:: Extracted records ::
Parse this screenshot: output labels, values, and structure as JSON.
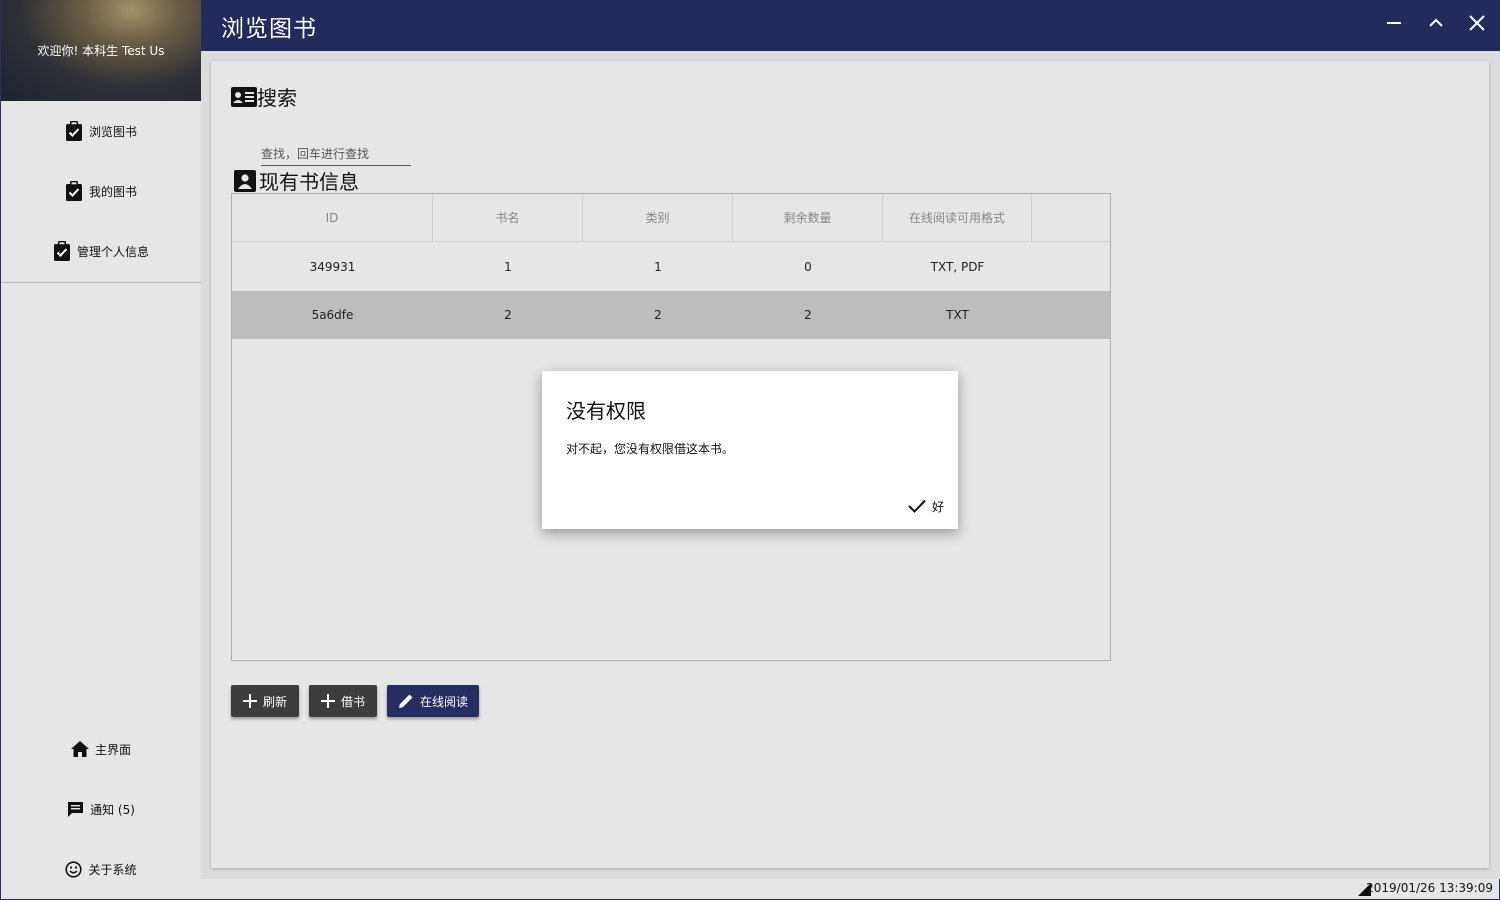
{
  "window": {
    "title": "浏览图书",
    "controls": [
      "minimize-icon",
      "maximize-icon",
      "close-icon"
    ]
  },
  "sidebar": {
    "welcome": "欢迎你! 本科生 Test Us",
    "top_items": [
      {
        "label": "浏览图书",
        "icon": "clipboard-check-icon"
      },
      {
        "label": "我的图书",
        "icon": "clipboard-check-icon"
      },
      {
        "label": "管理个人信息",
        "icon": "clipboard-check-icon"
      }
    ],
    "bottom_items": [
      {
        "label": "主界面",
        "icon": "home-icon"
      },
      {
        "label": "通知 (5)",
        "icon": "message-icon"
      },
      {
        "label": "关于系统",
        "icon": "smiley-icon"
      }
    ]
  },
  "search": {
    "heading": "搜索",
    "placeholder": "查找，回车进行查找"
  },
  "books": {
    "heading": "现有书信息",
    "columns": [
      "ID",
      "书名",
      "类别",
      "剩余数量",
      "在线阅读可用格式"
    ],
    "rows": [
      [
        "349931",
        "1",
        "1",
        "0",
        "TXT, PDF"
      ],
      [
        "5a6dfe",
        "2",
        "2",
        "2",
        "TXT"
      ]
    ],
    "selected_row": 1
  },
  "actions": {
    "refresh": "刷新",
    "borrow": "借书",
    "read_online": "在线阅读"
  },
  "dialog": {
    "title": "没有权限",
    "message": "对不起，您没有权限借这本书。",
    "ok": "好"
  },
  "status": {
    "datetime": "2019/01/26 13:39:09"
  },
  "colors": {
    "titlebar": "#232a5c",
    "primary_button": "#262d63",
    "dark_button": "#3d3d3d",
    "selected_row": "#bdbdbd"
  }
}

--

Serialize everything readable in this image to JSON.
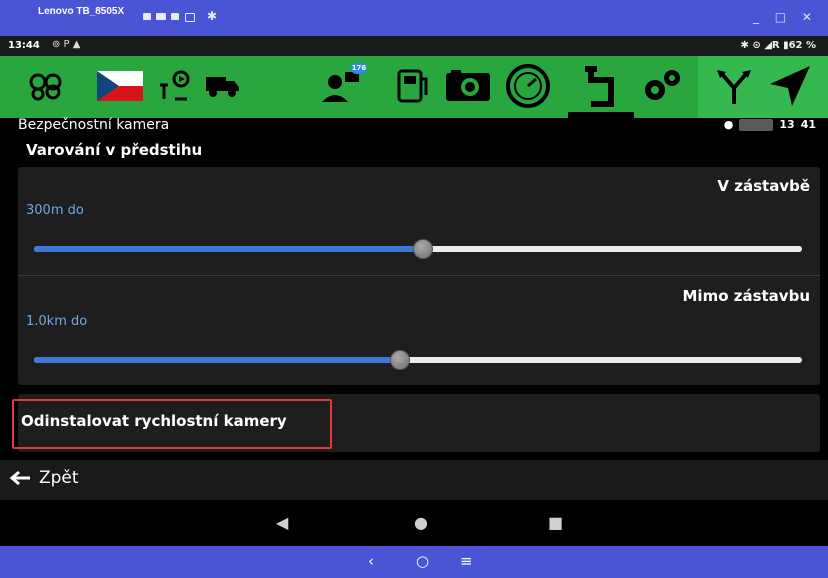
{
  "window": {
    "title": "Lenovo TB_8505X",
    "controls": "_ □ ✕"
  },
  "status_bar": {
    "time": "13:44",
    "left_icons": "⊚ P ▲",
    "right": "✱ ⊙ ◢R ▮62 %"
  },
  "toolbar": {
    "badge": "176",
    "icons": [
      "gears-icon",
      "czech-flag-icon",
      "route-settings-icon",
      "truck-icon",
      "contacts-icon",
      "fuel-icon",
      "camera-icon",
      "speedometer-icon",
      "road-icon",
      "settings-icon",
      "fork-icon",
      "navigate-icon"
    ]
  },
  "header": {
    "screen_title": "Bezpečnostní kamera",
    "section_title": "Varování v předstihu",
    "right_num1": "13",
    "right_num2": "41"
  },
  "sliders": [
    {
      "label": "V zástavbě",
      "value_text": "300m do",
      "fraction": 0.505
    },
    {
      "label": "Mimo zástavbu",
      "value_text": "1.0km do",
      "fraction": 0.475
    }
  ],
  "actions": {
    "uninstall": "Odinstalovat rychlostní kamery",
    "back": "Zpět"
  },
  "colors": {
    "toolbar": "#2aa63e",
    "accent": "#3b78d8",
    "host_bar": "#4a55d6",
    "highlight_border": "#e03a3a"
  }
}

:: Prompt ::
Select and copy every line of the material that holds the string "JSON".

:: Response to the task ::
Parse this screenshot: output labels, values, and structure as JSON.
Serialize everything readable in this image to JSON.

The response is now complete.